### Do this
Make an exact copy of the entries below.

[Saved entries]
* * * * *

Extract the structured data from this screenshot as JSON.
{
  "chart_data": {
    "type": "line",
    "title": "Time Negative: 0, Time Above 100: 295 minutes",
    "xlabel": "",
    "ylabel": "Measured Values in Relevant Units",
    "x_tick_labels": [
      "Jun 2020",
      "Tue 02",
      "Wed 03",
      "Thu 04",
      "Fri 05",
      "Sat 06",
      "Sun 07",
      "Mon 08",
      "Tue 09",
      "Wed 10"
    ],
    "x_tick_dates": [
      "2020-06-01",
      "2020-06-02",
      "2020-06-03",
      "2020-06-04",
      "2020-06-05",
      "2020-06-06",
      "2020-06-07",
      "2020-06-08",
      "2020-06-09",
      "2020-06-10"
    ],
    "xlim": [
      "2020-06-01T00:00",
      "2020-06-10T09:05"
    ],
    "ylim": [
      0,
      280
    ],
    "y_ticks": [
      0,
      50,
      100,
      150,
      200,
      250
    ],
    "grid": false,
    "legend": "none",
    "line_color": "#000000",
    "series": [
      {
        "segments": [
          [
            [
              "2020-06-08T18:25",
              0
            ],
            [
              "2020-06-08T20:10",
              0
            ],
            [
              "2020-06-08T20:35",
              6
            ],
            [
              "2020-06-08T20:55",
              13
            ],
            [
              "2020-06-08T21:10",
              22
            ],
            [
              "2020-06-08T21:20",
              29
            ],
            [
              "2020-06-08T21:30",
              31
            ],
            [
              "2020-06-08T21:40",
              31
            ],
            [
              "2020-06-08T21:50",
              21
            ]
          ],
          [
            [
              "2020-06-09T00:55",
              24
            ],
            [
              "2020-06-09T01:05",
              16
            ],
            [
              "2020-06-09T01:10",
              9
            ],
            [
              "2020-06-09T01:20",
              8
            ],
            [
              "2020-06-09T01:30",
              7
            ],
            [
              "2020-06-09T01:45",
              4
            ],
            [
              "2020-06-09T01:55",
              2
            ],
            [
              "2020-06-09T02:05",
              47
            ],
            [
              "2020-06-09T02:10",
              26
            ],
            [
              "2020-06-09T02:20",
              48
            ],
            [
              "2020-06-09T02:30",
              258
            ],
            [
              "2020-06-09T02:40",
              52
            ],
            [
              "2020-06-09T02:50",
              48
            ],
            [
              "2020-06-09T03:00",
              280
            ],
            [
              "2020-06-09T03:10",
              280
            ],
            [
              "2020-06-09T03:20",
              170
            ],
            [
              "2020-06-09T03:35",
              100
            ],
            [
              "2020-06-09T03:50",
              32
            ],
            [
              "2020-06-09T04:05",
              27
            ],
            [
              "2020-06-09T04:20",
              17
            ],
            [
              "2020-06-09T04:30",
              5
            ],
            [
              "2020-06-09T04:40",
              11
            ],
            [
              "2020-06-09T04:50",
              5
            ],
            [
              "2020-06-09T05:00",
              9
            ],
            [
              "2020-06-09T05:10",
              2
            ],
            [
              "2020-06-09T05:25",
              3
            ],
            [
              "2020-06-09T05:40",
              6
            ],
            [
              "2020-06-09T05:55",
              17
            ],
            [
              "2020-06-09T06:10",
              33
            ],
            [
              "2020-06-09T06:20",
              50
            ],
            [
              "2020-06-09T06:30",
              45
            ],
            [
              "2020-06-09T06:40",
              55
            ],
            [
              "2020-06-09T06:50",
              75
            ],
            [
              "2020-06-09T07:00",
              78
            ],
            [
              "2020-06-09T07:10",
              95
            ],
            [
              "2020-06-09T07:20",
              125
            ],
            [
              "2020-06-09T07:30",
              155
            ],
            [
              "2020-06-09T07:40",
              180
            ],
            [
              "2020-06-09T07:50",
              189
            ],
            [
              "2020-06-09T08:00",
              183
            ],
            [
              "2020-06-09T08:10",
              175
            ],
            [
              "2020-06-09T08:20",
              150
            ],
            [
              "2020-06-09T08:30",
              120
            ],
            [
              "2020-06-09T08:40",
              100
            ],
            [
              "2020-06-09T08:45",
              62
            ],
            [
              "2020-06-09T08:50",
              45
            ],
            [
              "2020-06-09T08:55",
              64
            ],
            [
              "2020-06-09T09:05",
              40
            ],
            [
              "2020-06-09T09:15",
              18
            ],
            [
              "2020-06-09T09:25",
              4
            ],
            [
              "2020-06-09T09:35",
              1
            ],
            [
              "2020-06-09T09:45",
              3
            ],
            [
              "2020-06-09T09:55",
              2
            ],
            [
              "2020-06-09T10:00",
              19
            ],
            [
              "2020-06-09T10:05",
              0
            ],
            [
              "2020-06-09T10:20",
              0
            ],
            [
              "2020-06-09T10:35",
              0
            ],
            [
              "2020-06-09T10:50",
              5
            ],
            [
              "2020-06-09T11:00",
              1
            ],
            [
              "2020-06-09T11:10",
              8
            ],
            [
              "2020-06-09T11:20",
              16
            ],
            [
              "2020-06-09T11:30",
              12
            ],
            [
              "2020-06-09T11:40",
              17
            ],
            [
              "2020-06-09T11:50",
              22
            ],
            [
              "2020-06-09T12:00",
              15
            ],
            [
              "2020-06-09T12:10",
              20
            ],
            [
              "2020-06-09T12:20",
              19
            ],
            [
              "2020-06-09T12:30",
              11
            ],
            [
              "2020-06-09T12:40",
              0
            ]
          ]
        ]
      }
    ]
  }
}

* * * * *

### Exercise solution
Extract the structured data from this screenshot as JSON.
{
  "chart_data": {
    "type": "line",
    "title": "Time Negative: 0, Time Above 100: 295 minutes",
    "xlabel": "",
    "ylabel": "Measured Values in Relevant Units",
    "x_tick_labels": [
      "Jun 2020",
      "Tue 02",
      "Wed 03",
      "Thu 04",
      "Fri 05",
      "Sat 06",
      "Sun 07",
      "Mon 08",
      "Tue 09",
      "Wed 10"
    ],
    "x_tick_dates": [
      "2020-06-01",
      "2020-06-02",
      "2020-06-03",
      "2020-06-04",
      "2020-06-05",
      "2020-06-06",
      "2020-06-07",
      "2020-06-08",
      "2020-06-09",
      "2020-06-10"
    ],
    "xlim": [
      "2020-06-01T00:00",
      "2020-06-10T09:05"
    ],
    "ylim": [
      0,
      280
    ],
    "y_ticks": [
      0,
      50,
      100,
      150,
      200,
      250
    ],
    "grid": false,
    "legend": "none",
    "line_color": "#000000",
    "series": [
      {
        "segments": [
          [
            [
              "2020-06-08T18:25",
              0
            ],
            [
              "2020-06-08T20:10",
              0
            ],
            [
              "2020-06-08T20:35",
              6
            ],
            [
              "2020-06-08T20:55",
              13
            ],
            [
              "2020-06-08T21:10",
              22
            ],
            [
              "2020-06-08T21:20",
              29
            ],
            [
              "2020-06-08T21:30",
              31
            ],
            [
              "2020-06-08T21:40",
              31
            ],
            [
              "2020-06-08T21:50",
              21
            ]
          ],
          [
            [
              "2020-06-09T00:55",
              24
            ],
            [
              "2020-06-09T01:05",
              16
            ],
            [
              "2020-06-09T01:10",
              9
            ],
            [
              "2020-06-09T01:20",
              8
            ],
            [
              "2020-06-09T01:30",
              7
            ],
            [
              "2020-06-09T01:45",
              4
            ],
            [
              "2020-06-09T01:55",
              2
            ],
            [
              "2020-06-09T02:05",
              47
            ],
            [
              "2020-06-09T02:10",
              26
            ],
            [
              "2020-06-09T02:20",
              48
            ],
            [
              "2020-06-09T02:30",
              258
            ],
            [
              "2020-06-09T02:40",
              52
            ],
            [
              "2020-06-09T02:50",
              48
            ],
            [
              "2020-06-09T03:00",
              280
            ],
            [
              "2020-06-09T03:10",
              280
            ],
            [
              "2020-06-09T03:20",
              170
            ],
            [
              "2020-06-09T03:35",
              100
            ],
            [
              "2020-06-09T03:50",
              32
            ],
            [
              "2020-06-09T04:05",
              27
            ],
            [
              "2020-06-09T04:20",
              17
            ],
            [
              "2020-06-09T04:30",
              5
            ],
            [
              "2020-06-09T04:40",
              11
            ],
            [
              "2020-06-09T04:50",
              5
            ],
            [
              "2020-06-09T05:00",
              9
            ],
            [
              "2020-06-09T05:10",
              2
            ],
            [
              "2020-06-09T05:25",
              3
            ],
            [
              "2020-06-09T05:40",
              6
            ],
            [
              "2020-06-09T05:55",
              17
            ],
            [
              "2020-06-09T06:10",
              33
            ],
            [
              "2020-06-09T06:20",
              50
            ],
            [
              "2020-06-09T06:30",
              45
            ],
            [
              "2020-06-09T06:40",
              55
            ],
            [
              "2020-06-09T06:50",
              75
            ],
            [
              "2020-06-09T07:00",
              78
            ],
            [
              "2020-06-09T07:10",
              95
            ],
            [
              "2020-06-09T07:20",
              125
            ],
            [
              "2020-06-09T07:30",
              155
            ],
            [
              "2020-06-09T07:40",
              180
            ],
            [
              "2020-06-09T07:50",
              189
            ],
            [
              "2020-06-09T08:00",
              183
            ],
            [
              "2020-06-09T08:10",
              175
            ],
            [
              "2020-06-09T08:20",
              150
            ],
            [
              "2020-06-09T08:30",
              120
            ],
            [
              "2020-06-09T08:40",
              100
            ],
            [
              "2020-06-09T08:45",
              62
            ],
            [
              "2020-06-09T08:50",
              45
            ],
            [
              "2020-06-09T08:55",
              64
            ],
            [
              "2020-06-09T09:05",
              40
            ],
            [
              "2020-06-09T09:15",
              18
            ],
            [
              "2020-06-09T09:25",
              4
            ],
            [
              "2020-06-09T09:35",
              1
            ],
            [
              "2020-06-09T09:45",
              3
            ],
            [
              "2020-06-09T09:55",
              2
            ],
            [
              "2020-06-09T10:00",
              19
            ],
            [
              "2020-06-09T10:05",
              0
            ],
            [
              "2020-06-09T10:20",
              0
            ],
            [
              "2020-06-09T10:35",
              0
            ],
            [
              "2020-06-09T10:50",
              5
            ],
            [
              "2020-06-09T11:00",
              1
            ],
            [
              "2020-06-09T11:10",
              8
            ],
            [
              "2020-06-09T11:20",
              16
            ],
            [
              "2020-06-09T11:30",
              12
            ],
            [
              "2020-06-09T11:40",
              17
            ],
            [
              "2020-06-09T11:50",
              22
            ],
            [
              "2020-06-09T12:00",
              15
            ],
            [
              "2020-06-09T12:10",
              20
            ],
            [
              "2020-06-09T12:20",
              19
            ],
            [
              "2020-06-09T12:30",
              11
            ],
            [
              "2020-06-09T12:40",
              0
            ]
          ]
        ]
      }
    ]
  }
}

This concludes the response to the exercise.